**Provided entries:**
▽

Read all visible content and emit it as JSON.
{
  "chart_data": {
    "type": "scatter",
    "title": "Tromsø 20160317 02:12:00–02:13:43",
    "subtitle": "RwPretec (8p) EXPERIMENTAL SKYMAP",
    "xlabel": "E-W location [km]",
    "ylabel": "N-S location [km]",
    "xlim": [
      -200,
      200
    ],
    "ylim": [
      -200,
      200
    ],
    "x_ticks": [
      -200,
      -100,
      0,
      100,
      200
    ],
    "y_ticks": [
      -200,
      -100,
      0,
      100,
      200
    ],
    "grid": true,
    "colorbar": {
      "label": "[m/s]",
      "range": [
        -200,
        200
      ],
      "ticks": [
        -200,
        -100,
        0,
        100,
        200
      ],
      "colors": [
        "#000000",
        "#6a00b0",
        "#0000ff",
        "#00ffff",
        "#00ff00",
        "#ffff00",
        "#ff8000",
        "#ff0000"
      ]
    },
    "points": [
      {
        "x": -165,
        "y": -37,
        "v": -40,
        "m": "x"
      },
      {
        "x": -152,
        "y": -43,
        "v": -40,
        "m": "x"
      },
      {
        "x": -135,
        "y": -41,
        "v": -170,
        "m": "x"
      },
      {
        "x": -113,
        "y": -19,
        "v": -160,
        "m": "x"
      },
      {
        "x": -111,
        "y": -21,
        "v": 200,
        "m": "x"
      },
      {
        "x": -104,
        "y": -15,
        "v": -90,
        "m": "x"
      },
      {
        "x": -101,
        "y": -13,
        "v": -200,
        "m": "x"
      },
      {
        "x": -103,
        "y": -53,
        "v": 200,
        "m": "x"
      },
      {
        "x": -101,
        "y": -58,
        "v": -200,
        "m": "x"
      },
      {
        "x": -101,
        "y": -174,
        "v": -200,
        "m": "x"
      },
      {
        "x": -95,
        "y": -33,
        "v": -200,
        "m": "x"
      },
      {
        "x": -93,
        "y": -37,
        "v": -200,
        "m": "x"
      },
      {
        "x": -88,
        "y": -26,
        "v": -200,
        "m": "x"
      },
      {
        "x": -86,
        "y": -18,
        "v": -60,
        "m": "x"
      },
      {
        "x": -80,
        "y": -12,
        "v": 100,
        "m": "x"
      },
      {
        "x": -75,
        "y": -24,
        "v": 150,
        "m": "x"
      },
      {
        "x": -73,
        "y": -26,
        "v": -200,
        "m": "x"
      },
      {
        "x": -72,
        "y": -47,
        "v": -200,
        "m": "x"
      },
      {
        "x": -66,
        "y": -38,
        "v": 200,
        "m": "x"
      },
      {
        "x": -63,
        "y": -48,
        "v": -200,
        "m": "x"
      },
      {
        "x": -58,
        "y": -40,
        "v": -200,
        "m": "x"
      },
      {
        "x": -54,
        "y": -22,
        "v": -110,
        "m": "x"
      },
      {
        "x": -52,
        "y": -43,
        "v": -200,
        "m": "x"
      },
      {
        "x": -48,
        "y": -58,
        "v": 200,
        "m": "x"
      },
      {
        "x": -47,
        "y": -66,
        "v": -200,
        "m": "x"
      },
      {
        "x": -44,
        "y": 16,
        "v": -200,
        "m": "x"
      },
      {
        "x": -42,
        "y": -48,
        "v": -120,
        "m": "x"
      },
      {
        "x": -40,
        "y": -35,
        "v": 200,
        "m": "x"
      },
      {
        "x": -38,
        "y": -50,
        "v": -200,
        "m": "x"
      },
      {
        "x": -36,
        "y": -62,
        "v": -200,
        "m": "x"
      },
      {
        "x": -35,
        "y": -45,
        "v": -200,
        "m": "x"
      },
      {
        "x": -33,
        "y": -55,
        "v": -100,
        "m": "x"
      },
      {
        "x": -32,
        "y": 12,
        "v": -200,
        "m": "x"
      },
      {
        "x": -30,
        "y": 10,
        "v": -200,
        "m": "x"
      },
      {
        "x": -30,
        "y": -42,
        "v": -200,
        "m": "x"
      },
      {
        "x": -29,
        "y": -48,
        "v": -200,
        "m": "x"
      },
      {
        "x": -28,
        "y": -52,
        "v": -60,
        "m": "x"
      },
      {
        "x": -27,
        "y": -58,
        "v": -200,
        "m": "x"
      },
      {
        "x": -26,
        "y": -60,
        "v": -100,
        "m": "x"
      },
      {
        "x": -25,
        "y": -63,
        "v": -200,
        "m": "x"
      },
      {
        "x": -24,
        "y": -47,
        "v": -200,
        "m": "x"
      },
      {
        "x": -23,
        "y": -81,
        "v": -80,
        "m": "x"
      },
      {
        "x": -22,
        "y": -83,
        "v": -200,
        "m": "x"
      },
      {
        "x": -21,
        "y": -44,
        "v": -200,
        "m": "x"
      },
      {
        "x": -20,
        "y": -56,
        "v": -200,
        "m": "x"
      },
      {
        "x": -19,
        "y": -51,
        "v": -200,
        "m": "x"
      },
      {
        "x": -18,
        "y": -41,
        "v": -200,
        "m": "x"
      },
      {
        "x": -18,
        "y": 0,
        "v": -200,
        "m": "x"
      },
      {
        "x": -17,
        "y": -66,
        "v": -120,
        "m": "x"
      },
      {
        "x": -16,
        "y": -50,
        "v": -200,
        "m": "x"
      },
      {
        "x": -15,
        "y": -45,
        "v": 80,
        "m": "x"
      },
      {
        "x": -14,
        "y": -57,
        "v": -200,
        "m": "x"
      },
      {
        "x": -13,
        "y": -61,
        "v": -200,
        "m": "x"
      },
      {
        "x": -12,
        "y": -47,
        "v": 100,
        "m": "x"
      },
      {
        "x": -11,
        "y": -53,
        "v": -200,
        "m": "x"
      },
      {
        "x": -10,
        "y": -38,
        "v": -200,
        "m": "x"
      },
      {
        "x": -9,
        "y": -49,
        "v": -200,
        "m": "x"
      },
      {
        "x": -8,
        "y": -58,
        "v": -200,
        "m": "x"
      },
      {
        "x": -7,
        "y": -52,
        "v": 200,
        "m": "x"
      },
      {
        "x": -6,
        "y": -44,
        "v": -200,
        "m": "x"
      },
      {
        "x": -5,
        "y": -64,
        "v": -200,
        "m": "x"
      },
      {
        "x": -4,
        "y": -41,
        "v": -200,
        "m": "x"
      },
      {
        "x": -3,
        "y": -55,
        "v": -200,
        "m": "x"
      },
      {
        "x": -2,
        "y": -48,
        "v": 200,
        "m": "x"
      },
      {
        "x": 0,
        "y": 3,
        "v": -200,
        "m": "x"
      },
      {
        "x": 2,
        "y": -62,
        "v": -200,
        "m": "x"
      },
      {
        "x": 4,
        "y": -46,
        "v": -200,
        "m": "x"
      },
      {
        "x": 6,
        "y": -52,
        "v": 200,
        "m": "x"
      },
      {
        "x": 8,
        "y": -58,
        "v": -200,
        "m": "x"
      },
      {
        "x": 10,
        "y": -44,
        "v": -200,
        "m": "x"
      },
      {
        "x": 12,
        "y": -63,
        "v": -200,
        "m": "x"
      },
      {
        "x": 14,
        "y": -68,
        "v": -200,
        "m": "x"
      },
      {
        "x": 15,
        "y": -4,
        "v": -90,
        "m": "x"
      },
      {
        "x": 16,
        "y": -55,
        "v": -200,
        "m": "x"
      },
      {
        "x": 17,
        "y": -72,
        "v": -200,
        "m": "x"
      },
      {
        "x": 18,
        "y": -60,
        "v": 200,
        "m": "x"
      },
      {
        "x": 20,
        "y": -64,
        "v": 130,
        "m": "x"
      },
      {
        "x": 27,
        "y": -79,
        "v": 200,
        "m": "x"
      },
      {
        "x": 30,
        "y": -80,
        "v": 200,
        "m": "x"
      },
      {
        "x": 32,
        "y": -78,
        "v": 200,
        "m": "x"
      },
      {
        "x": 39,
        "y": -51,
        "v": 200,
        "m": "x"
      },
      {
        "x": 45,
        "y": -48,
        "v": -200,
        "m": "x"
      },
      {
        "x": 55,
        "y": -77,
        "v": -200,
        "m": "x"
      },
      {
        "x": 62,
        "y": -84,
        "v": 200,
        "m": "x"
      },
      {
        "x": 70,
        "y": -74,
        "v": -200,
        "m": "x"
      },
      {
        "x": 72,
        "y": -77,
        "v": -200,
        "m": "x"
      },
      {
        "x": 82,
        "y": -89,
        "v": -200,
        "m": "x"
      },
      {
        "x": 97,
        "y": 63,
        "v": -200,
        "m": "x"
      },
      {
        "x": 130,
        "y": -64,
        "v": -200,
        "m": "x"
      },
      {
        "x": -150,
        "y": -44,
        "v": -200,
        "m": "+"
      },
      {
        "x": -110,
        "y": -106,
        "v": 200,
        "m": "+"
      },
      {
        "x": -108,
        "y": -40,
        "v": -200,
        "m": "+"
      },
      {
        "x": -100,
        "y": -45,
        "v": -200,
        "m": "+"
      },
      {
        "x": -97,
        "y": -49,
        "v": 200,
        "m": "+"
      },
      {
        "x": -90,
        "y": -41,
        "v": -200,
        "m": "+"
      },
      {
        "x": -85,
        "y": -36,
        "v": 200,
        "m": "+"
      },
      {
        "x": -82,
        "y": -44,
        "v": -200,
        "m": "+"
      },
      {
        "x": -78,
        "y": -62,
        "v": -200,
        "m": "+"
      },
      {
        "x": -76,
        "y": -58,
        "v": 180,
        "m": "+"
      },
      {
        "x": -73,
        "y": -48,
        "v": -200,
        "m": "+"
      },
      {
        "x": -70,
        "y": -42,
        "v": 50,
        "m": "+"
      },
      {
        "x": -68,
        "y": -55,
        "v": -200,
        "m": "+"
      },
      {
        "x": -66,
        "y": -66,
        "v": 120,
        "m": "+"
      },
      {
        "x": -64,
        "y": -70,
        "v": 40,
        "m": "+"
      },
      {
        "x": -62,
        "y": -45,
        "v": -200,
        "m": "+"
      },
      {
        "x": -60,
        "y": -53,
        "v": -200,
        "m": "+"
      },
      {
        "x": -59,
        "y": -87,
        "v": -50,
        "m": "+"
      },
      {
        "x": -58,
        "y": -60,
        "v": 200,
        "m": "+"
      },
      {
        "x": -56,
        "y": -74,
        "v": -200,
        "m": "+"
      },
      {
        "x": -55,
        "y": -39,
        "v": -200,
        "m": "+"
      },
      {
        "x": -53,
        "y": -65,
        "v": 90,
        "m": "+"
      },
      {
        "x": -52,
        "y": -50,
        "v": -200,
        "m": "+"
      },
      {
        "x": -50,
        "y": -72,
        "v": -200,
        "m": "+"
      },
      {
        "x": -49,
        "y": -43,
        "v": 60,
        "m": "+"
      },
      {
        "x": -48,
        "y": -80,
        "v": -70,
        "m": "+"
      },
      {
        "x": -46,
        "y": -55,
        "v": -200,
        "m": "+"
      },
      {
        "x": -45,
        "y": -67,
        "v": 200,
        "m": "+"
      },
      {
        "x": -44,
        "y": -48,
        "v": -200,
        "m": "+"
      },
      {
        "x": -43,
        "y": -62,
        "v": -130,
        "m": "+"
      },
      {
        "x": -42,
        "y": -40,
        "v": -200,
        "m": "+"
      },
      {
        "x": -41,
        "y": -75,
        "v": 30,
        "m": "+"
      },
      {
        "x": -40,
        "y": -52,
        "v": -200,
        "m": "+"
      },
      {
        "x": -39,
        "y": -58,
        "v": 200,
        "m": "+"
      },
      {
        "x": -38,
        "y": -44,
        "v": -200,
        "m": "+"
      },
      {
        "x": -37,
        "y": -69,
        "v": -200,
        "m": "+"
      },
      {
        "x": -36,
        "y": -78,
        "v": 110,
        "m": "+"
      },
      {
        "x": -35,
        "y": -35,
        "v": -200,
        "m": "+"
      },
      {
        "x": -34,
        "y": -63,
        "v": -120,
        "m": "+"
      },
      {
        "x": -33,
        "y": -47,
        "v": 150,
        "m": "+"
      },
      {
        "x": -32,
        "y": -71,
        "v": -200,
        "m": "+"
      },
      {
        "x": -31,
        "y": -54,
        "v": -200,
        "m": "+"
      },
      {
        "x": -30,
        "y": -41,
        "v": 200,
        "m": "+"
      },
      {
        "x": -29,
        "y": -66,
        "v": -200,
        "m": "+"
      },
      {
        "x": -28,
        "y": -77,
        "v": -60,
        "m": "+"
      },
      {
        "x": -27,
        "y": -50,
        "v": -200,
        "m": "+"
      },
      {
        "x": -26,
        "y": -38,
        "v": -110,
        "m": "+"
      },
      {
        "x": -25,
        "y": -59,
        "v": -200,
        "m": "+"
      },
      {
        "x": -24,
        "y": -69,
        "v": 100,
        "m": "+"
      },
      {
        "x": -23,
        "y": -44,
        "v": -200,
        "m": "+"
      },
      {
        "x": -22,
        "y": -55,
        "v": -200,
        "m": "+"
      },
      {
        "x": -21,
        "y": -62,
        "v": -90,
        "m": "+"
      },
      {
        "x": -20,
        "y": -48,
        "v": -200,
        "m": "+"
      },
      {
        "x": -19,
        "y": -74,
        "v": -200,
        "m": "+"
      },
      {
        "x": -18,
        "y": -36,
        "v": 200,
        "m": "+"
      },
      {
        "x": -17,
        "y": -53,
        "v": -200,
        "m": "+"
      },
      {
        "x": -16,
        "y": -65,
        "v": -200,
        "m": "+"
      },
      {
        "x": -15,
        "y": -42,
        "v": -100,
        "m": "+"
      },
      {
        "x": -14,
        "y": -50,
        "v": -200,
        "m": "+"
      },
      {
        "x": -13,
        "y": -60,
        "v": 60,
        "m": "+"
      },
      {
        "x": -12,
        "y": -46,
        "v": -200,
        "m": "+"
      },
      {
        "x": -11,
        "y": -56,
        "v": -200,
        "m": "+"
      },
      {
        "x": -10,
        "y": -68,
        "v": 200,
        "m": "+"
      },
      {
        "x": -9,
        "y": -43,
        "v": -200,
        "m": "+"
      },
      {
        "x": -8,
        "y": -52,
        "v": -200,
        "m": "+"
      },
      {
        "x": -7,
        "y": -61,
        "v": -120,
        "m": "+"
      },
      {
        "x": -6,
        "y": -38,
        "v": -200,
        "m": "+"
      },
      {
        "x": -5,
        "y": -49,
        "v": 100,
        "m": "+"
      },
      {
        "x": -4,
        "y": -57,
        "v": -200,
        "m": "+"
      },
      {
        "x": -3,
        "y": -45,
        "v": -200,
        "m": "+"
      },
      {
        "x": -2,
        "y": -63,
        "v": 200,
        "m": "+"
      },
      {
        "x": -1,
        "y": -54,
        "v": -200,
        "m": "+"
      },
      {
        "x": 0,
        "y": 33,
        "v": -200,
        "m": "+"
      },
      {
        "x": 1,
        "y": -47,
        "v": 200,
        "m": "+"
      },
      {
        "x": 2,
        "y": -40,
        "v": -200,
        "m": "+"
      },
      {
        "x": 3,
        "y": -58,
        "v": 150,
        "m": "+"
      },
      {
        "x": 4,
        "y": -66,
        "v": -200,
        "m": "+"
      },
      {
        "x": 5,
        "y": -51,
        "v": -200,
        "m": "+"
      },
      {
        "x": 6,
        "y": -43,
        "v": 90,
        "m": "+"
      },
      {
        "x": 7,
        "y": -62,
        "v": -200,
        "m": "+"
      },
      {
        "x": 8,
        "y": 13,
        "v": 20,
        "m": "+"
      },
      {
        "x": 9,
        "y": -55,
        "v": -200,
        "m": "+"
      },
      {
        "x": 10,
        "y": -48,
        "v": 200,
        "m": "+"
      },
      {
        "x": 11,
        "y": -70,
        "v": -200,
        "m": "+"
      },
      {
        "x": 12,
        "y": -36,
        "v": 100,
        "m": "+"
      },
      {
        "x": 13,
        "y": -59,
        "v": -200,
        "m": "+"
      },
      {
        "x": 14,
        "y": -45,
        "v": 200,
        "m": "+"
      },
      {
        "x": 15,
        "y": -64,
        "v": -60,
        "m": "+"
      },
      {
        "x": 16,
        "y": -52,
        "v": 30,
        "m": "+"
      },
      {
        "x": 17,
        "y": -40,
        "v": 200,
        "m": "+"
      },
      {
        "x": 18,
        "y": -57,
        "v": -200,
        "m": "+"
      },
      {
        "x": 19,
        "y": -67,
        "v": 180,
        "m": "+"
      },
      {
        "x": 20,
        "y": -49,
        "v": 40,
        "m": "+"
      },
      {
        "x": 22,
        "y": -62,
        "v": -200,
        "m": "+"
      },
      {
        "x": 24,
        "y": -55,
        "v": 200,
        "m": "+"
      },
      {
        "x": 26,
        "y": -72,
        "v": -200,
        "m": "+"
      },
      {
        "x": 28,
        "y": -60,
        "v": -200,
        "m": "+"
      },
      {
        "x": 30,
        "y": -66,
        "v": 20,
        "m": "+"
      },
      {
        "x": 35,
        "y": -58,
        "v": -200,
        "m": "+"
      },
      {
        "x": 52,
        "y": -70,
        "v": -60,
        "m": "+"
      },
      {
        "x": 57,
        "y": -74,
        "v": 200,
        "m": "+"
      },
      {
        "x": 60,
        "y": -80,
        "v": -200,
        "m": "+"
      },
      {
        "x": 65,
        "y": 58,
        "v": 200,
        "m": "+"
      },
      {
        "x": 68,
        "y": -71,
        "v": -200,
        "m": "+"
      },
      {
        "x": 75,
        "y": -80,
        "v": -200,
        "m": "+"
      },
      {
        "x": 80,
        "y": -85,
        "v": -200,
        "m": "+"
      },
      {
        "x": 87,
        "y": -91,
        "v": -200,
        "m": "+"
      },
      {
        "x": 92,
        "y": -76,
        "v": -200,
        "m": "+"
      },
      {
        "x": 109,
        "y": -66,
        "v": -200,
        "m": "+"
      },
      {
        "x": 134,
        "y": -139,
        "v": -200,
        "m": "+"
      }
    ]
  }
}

△

**Exercise objective:**
Which lines include "location"? Copy each of them out.

**Result of this task:**
    "xlabel": "E-W location [km]",
    "ylabel": "N-S location [km]",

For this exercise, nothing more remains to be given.